** Begin **
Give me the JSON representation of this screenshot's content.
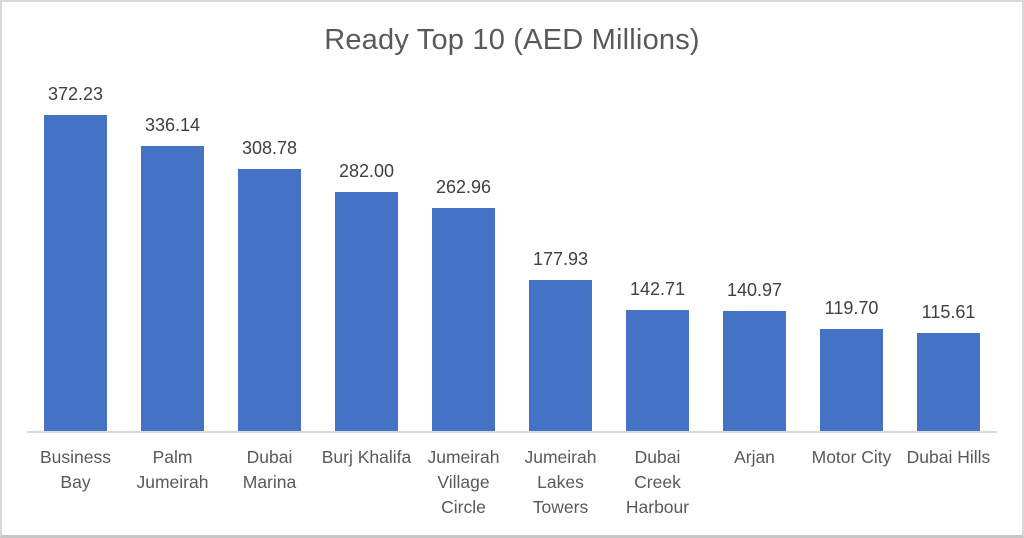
{
  "chart_data": {
    "type": "bar",
    "title": "Ready Top 10 (AED Millions)",
    "categories": [
      "Business Bay",
      "Palm Jumeirah",
      "Dubai Marina",
      "Burj Khalifa",
      "Jumeirah Village Circle",
      "Jumeirah Lakes Towers",
      "Dubai Creek Harbour",
      "Arjan",
      "Motor City",
      "Dubai Hills"
    ],
    "values": [
      372.23,
      336.14,
      308.78,
      282.0,
      262.96,
      177.93,
      142.71,
      140.97,
      119.7,
      115.61
    ],
    "value_labels": [
      "372.23",
      "336.14",
      "308.78",
      "282.00",
      "262.96",
      "177.93",
      "142.71",
      "140.97",
      "119.70",
      "115.61"
    ],
    "xlabel": "",
    "ylabel": "",
    "ylim": [
      0,
      400
    ],
    "grid": false,
    "legend_position": "none",
    "data_labels": "above-bars",
    "bar_color": "#4472C4",
    "title_color": "#595959",
    "data_label_color": "#404040",
    "category_label_color": "#595959",
    "axis_line_color": "#d9d9d9"
  }
}
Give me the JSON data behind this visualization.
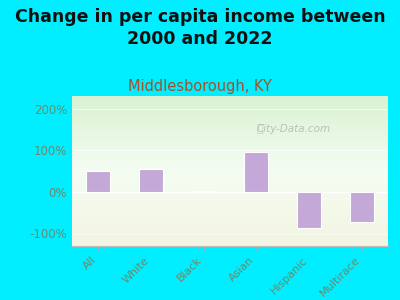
{
  "title": "Change in per capita income between\n2000 and 2022",
  "subtitle": "Middlesborough, KY",
  "categories": [
    "All",
    "White",
    "Black",
    "Asian",
    "Hispanic",
    "Multirace"
  ],
  "values": [
    50,
    55,
    2,
    95,
    -87,
    -72
  ],
  "bar_color": "#c4a8d8",
  "bar_edgecolor": "white",
  "background_outer": "#00eeff",
  "ylim": [
    -130,
    230
  ],
  "yticks": [
    -100,
    0,
    100,
    200
  ],
  "ytick_labels": [
    "-100%",
    "0%",
    "100%",
    "200%"
  ],
  "title_fontsize": 12.5,
  "subtitle_fontsize": 10.5,
  "subtitle_color": "#a0522d",
  "tick_color": "#6a8a6a",
  "watermark": "City-Data.com",
  "gradient_top": "#d8efd0",
  "gradient_bottom": "#f0f0d8"
}
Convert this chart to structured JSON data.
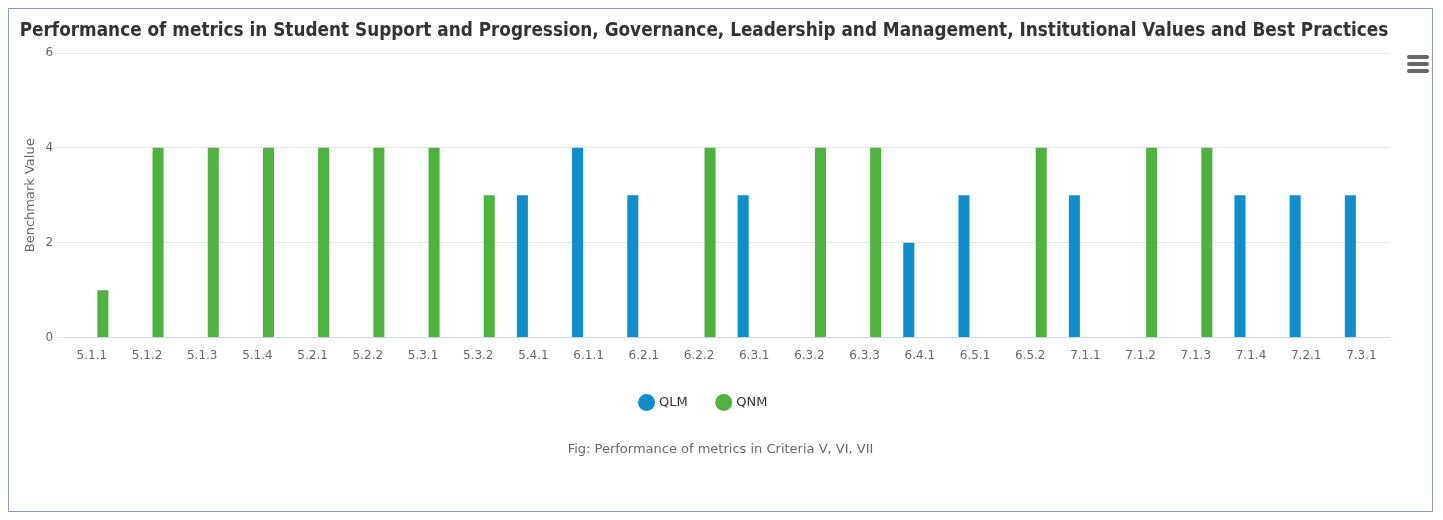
** End **
GIVEN EXERCISE
Take the data above and repeat it exactly, leaving each picture out.

TASK RESPONSE
Give me the JSON representation of this screenshot's content.
{
  "chart_data": {
    "type": "bar",
    "title": "Ready Top 10 (AED Millions)",
    "categories": [
      "Business Bay",
      "Palm Jumeirah",
      "Dubai Marina",
      "Burj Khalifa",
      "Jumeirah Village Circle",
      "Jumeirah Lakes Towers",
      "Dubai Creek Harbour",
      "Arjan",
      "Motor City",
      "Dubai Hills"
    ],
    "values": [
      372.23,
      336.14,
      308.78,
      282.0,
      262.96,
      177.93,
      142.71,
      140.97,
      119.7,
      115.61
    ],
    "value_labels": [
      "372.23",
      "336.14",
      "308.78",
      "282.00",
      "262.96",
      "177.93",
      "142.71",
      "140.97",
      "119.70",
      "115.61"
    ],
    "xlabel": "",
    "ylabel": "",
    "ylim": [
      0,
      400
    ],
    "grid": false,
    "legend_position": "none",
    "data_labels": "above-bars",
    "bar_color": "#4472C4",
    "title_color": "#595959",
    "data_label_color": "#404040",
    "category_label_color": "#595959",
    "axis_line_color": "#d9d9d9"
  }
}
Give me the JSON data behind this visualization.
{
  "title": "Change in per capita income between\n2000 and 2022",
  "subtitle": "Middlesborough, KY",
  "categories": [
    "All",
    "White",
    "Black",
    "Asian",
    "Hispanic",
    "Multirace"
  ],
  "values": [
    50,
    55,
    2,
    95,
    -87,
    -72
  ],
  "bar_color": "#c4a8d8",
  "bar_edgecolor": "white",
  "background_outer": "#00eeff",
  "ylim": [
    -130,
    230
  ],
  "yticks": [
    -100,
    0,
    100,
    200
  ],
  "ytick_labels": [
    "-100%",
    "0%",
    "100%",
    "200%"
  ],
  "title_fontsize": 12.5,
  "subtitle_fontsize": 10.5,
  "subtitle_color": "#a0522d",
  "tick_color": "#6a8a6a",
  "watermark": "City-Data.com",
  "gradient_top": "#d8efd0",
  "gradient_bottom": "#f0f0d8"
}
Convert this chart to structured JSON data.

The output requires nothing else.